Instrucción 1: Según el fragmento, ¿qué parte de las poblaciones hispanoamericanas conocía el castellano cuando se produjeron las independencias?
Instrucción 2: Repite sin cambios el fragmento desde "En su ingreso" hasta "Colombia y Venezuela.".

Fragmento:
******
En su ingreso en la Real Academia, la lingüista Dolores Corbella incidió en la presencia no peninsular que desde la conquista del Nuevo Mundo registra nuestra lengua. Quedan estrechas las denominaciones de castellana y española. Sería más funcional, por ejemplo, hablar de la lengua hispana, es decir de la pareja de lengua y hablas, una y muchas. No casualmente Corbella es canaria, nativa de esas islas que algunos consideran como las Antillas, primeras o últimas según el sentido del viaje. Tal calidad se comprueba en las hablas del Caribe y el Golfo de México, impregnadas del deje canario. Así los hablantes de Veracruz, las islas caribeñas, Barranquilla y Maracaibo, comparten pronunciaciones y cadencias en tanto se distinguen de las tierras interiores de México, Colombia y Venezuela.

Es obvio que la mayoría de hispanohablantes no está en España y que el asentamiento americano de nuestra lengua se debe, históricamente, a su persistencia en el habla. En efecto, al producirse la serie de independencias hispanoamericanas, apenas una quinta parte de sus poblaciones conocía el castellano. Fue desde entonces cuando se volvió lengua y habla continentales, ya que los nuevos Estados así lo decidieron. Se tardó mucho tiempo en divulgar la escritura, de modo que la lengua se mantuvo viva y se reprodujo a partir de lo que podríamos llamar su cuerpo, es decir los cuerpos y las voces que insistieron en valerse de ella.
******
Sección de datos:
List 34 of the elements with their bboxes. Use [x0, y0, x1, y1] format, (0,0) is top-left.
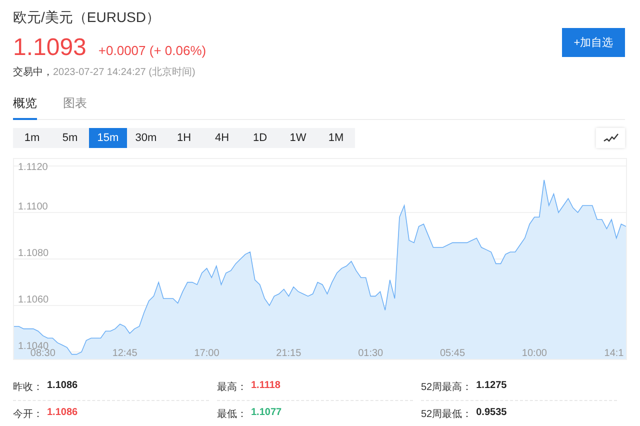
******
Respuesta escrita 1: Apenas una quinta parte.

Respuesta escrita 2:
En su ingreso en la Real Academia, la lingüista Dolores Corbella incidió en la presencia no peninsular que desde la conquista del Nuevo Mundo registra nuestra lengua. Quedan estrechas las denominaciones de castellana y española. Sería más funcional, por ejemplo, hablar de la lengua hispana, es decir de la pareja de lengua y hablas, una y muchas. No casualmente Corbella es canaria, nativa de esas islas que algunos consideran como las Antillas, primeras o últimas según el sentido del viaje. Tal calidad se comprueba en las hablas del Caribe y el Golfo de México, impregnadas del deje canario. Así los hablantes de Veracruz, las islas caribeñas, Barranquilla y Maracaibo, comparten pronunciaciones y cadencias en tanto se distinguen de las tierras interiores de México, Colombia y Venezuela.